List every line below containing "background".

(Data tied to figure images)

- - -

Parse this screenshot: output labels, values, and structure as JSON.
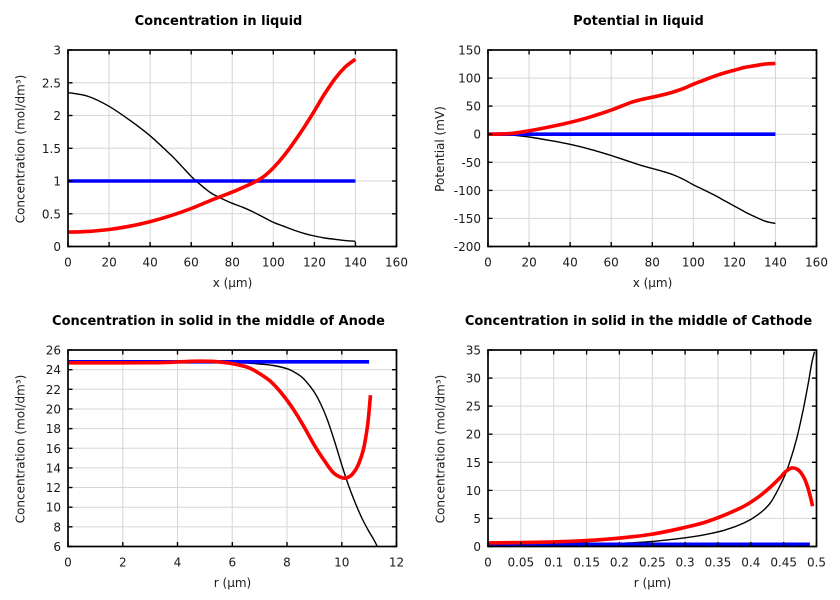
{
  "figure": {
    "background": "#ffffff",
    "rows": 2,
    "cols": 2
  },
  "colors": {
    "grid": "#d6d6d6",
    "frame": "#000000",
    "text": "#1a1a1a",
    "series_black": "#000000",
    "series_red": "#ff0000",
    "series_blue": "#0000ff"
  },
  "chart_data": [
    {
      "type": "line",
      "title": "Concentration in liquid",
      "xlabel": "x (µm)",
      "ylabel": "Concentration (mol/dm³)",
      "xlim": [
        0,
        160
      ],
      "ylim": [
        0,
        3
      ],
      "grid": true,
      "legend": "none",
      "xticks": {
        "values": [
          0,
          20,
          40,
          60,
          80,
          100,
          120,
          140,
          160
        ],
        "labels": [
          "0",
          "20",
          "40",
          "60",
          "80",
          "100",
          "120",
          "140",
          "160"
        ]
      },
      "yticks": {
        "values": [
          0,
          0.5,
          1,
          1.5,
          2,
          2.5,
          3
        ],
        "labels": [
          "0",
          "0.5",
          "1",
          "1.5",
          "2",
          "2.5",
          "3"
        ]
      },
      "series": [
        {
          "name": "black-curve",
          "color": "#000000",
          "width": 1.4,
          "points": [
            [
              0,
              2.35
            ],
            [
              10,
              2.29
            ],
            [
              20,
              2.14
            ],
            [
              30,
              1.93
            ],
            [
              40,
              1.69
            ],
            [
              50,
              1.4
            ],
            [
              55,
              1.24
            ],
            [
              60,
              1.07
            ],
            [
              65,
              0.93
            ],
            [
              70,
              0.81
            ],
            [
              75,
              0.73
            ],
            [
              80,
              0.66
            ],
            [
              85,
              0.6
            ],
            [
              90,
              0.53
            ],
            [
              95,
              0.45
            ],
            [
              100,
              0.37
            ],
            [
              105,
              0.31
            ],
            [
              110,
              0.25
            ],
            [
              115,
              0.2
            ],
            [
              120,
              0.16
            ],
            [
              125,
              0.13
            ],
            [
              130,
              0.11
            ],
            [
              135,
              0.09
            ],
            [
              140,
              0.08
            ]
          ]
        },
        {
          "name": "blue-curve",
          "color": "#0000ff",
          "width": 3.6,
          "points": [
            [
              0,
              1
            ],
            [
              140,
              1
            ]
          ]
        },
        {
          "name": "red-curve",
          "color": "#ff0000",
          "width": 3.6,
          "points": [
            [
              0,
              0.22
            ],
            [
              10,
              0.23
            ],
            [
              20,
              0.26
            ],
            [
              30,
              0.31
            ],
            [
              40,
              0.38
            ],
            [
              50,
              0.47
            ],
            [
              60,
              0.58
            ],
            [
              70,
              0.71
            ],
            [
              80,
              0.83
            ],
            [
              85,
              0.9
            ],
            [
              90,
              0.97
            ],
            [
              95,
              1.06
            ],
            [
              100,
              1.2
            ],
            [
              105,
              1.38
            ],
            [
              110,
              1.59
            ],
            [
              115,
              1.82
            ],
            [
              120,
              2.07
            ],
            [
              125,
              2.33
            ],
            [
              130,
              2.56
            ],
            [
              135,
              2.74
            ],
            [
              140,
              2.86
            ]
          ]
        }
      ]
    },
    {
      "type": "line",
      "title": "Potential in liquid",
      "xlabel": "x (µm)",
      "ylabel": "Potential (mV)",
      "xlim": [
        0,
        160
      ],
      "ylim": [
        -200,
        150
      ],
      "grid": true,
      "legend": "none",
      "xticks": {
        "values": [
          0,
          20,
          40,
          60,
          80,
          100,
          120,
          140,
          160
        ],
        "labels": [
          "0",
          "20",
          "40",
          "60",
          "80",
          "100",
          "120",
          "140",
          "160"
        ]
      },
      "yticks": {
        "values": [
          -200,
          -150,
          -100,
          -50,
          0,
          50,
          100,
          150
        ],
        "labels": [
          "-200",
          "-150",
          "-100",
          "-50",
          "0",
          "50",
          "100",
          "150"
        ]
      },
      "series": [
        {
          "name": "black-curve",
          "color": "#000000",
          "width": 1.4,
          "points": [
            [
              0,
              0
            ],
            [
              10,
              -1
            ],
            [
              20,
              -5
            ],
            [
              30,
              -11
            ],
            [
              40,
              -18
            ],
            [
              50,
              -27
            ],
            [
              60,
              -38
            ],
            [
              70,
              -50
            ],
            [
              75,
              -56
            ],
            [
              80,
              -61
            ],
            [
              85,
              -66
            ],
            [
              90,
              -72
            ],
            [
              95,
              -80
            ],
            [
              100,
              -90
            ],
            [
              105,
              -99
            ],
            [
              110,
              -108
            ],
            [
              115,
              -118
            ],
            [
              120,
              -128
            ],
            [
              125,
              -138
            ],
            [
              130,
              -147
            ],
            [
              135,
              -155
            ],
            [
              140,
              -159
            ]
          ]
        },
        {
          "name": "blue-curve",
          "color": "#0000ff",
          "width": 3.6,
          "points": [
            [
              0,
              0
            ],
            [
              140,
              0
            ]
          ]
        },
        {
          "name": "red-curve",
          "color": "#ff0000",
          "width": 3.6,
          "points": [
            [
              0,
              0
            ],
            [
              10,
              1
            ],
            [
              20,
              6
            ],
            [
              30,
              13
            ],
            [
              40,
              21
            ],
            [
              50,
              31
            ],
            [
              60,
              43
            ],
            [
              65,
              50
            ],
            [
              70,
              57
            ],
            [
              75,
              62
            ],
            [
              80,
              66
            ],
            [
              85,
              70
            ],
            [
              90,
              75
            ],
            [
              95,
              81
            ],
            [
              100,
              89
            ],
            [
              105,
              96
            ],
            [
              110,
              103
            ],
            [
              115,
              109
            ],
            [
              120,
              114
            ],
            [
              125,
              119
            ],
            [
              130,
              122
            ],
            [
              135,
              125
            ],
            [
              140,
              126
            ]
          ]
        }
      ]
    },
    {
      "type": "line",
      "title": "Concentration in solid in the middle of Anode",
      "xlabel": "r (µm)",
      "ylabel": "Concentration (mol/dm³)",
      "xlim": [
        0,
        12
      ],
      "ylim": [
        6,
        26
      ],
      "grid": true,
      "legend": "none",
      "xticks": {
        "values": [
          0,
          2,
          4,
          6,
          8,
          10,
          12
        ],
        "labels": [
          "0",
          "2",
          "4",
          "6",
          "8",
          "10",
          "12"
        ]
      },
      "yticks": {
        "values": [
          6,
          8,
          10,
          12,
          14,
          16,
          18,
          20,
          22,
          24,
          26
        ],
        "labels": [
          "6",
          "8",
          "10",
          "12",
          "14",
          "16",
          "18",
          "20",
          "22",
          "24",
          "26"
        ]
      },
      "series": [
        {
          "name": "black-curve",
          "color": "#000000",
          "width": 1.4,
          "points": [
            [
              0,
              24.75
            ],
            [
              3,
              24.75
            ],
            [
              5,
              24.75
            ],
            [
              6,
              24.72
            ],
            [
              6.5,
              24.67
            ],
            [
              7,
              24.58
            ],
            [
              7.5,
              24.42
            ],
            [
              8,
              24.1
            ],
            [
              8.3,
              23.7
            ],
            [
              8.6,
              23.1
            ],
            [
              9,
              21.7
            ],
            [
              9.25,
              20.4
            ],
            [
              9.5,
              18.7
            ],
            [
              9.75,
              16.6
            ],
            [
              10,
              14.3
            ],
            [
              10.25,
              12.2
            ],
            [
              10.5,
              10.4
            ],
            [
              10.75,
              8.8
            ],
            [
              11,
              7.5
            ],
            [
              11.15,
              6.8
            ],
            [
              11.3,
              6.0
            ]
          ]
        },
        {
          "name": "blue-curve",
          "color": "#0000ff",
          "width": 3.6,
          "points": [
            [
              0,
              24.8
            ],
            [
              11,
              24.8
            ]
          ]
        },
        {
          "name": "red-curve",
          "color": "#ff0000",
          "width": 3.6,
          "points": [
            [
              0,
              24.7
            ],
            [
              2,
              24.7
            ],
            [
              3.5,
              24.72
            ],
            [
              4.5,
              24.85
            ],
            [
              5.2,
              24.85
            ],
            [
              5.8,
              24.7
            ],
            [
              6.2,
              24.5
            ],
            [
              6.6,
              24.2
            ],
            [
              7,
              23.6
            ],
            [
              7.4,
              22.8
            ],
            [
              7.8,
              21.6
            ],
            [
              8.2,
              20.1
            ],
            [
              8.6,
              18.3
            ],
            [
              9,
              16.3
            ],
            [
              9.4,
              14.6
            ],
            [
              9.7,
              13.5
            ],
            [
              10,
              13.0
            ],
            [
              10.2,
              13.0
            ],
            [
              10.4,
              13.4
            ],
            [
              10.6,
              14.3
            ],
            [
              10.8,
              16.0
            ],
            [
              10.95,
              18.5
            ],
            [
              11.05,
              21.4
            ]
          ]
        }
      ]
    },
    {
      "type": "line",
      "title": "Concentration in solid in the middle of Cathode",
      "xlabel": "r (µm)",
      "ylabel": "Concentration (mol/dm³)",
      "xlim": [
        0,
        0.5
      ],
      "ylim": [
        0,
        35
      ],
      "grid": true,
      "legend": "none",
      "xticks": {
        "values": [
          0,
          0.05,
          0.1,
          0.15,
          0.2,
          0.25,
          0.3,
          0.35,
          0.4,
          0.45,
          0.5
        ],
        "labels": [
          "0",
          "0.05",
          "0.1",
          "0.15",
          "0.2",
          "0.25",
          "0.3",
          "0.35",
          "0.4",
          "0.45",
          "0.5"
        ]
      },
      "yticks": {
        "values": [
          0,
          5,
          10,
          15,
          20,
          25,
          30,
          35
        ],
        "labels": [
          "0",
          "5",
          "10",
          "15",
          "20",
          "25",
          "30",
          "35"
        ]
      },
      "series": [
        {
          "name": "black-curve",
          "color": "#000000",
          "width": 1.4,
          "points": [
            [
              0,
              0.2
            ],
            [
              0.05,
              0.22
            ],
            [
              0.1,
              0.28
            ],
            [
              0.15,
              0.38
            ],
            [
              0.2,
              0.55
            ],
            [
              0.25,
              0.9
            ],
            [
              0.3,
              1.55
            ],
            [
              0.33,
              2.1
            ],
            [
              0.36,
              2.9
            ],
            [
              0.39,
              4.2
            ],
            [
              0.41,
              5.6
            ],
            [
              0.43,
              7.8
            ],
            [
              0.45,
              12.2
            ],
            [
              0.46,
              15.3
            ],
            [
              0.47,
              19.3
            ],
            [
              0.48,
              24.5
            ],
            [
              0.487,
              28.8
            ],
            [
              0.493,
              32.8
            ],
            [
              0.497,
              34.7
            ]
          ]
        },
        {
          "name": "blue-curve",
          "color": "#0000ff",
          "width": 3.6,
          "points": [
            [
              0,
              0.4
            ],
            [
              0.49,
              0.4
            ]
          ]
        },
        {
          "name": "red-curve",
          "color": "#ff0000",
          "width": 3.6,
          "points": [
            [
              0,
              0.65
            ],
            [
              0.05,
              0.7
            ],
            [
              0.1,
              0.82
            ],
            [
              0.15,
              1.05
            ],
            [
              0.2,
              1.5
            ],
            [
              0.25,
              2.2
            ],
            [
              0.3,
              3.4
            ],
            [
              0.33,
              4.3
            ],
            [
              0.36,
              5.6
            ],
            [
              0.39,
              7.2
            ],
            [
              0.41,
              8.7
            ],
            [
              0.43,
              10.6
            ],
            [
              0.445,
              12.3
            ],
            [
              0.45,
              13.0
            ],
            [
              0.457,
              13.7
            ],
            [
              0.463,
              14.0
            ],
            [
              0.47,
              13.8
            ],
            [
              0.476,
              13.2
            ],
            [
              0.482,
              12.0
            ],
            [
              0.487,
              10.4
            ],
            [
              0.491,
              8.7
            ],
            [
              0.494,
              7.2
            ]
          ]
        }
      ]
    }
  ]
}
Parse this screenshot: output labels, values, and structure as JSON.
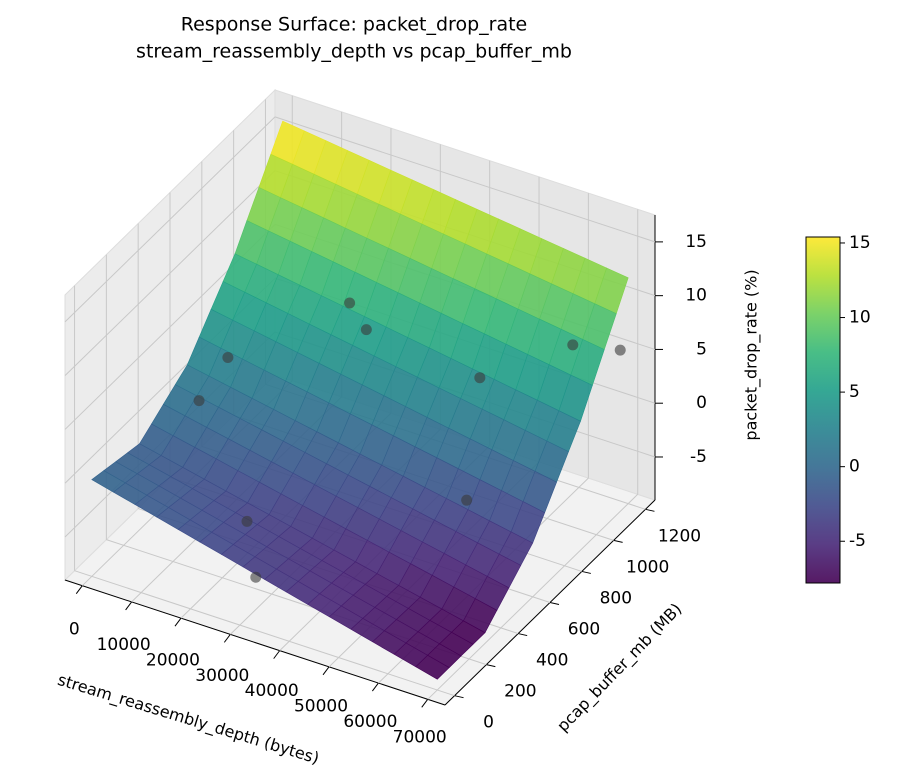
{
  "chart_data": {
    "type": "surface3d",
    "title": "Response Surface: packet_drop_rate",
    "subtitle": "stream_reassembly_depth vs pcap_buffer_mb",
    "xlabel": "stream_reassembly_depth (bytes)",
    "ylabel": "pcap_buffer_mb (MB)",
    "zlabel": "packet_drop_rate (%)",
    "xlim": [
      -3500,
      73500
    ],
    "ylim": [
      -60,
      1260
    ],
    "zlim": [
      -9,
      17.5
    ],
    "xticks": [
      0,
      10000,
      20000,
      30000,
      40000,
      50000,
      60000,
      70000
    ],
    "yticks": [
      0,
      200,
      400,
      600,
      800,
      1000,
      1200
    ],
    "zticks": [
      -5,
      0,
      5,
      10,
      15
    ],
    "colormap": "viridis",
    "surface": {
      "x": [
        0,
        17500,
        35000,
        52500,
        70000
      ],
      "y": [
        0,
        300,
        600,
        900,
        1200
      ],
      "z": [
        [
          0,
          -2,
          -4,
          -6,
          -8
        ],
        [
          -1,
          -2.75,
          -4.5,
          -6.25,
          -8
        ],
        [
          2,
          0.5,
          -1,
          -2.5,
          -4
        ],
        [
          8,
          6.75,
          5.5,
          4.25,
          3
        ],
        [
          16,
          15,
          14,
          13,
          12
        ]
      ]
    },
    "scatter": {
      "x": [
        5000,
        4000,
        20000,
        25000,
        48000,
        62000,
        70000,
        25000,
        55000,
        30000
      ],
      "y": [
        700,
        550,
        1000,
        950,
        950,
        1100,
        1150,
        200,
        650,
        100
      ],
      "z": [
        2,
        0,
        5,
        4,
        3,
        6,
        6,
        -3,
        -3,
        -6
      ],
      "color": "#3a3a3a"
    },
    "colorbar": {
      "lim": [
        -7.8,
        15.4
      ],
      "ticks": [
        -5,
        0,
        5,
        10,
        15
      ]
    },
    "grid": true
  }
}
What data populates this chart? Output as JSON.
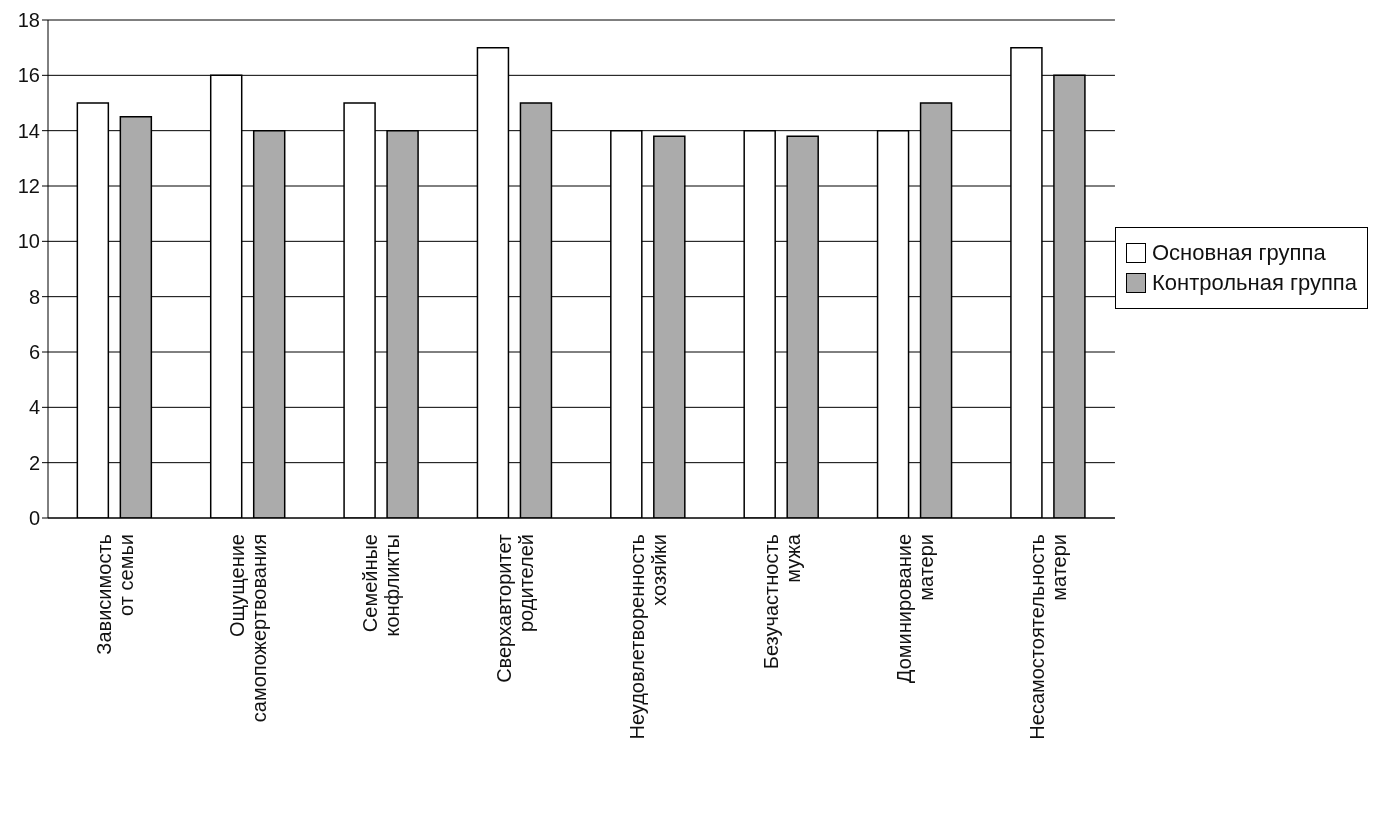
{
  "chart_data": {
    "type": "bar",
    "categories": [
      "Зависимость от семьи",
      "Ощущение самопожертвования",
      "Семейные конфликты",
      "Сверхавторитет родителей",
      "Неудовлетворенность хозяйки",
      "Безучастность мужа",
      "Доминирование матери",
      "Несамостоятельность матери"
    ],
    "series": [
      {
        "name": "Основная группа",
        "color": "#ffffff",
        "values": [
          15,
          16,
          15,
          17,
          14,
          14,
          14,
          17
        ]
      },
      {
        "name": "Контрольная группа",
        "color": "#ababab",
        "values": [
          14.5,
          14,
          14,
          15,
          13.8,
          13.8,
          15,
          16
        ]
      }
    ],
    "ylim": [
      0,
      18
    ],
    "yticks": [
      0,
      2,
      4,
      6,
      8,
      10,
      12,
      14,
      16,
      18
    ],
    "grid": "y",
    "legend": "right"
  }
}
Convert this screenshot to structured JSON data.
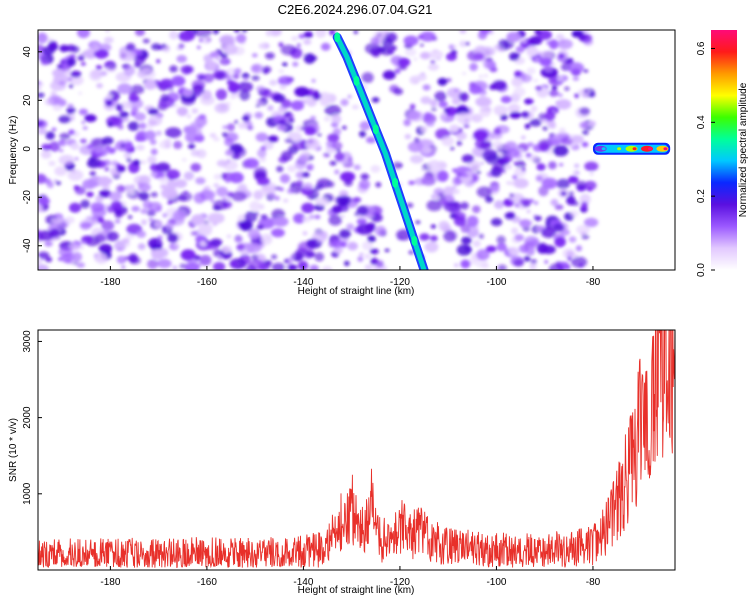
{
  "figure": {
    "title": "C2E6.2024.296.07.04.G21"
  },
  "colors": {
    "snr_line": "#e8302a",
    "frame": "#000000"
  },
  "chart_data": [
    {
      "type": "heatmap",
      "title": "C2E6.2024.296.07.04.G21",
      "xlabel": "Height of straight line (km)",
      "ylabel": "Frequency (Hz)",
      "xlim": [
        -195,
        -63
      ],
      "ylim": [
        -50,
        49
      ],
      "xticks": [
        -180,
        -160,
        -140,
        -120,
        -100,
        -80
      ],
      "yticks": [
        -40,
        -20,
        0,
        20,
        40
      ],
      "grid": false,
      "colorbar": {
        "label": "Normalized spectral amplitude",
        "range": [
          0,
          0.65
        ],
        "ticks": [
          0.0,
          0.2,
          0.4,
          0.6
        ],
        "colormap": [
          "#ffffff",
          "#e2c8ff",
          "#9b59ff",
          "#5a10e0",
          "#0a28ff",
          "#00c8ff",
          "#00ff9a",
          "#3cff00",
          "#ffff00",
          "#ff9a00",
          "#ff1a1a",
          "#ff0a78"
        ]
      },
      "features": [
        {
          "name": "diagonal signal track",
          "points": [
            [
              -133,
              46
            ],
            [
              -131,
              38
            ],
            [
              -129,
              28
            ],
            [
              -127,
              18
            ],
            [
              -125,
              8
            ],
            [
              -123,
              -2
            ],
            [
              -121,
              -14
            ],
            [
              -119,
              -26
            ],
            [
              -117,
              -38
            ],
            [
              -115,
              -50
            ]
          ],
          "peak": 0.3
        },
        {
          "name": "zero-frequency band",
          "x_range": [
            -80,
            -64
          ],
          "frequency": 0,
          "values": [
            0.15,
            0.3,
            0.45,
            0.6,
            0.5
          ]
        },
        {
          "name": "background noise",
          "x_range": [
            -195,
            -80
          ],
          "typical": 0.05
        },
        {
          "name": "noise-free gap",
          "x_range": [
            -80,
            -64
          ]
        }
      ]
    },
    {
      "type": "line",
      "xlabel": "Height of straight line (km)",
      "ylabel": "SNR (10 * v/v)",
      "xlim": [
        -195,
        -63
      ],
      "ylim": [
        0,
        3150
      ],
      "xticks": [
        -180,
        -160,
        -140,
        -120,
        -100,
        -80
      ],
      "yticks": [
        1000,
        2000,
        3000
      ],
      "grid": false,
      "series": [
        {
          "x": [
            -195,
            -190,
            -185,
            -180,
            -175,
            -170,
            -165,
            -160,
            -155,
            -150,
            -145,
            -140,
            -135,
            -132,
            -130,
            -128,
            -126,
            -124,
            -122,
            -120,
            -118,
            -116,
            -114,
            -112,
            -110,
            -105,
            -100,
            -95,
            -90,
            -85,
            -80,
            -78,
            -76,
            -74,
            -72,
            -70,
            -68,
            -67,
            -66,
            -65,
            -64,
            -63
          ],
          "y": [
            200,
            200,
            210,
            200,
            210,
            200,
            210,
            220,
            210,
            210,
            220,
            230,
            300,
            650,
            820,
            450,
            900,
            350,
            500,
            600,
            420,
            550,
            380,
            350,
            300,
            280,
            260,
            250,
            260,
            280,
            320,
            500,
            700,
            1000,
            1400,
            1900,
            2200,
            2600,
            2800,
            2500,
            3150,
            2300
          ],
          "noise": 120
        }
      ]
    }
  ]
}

- - -

### Solution below
    "background": "#ffffff",
          "name": "background noise",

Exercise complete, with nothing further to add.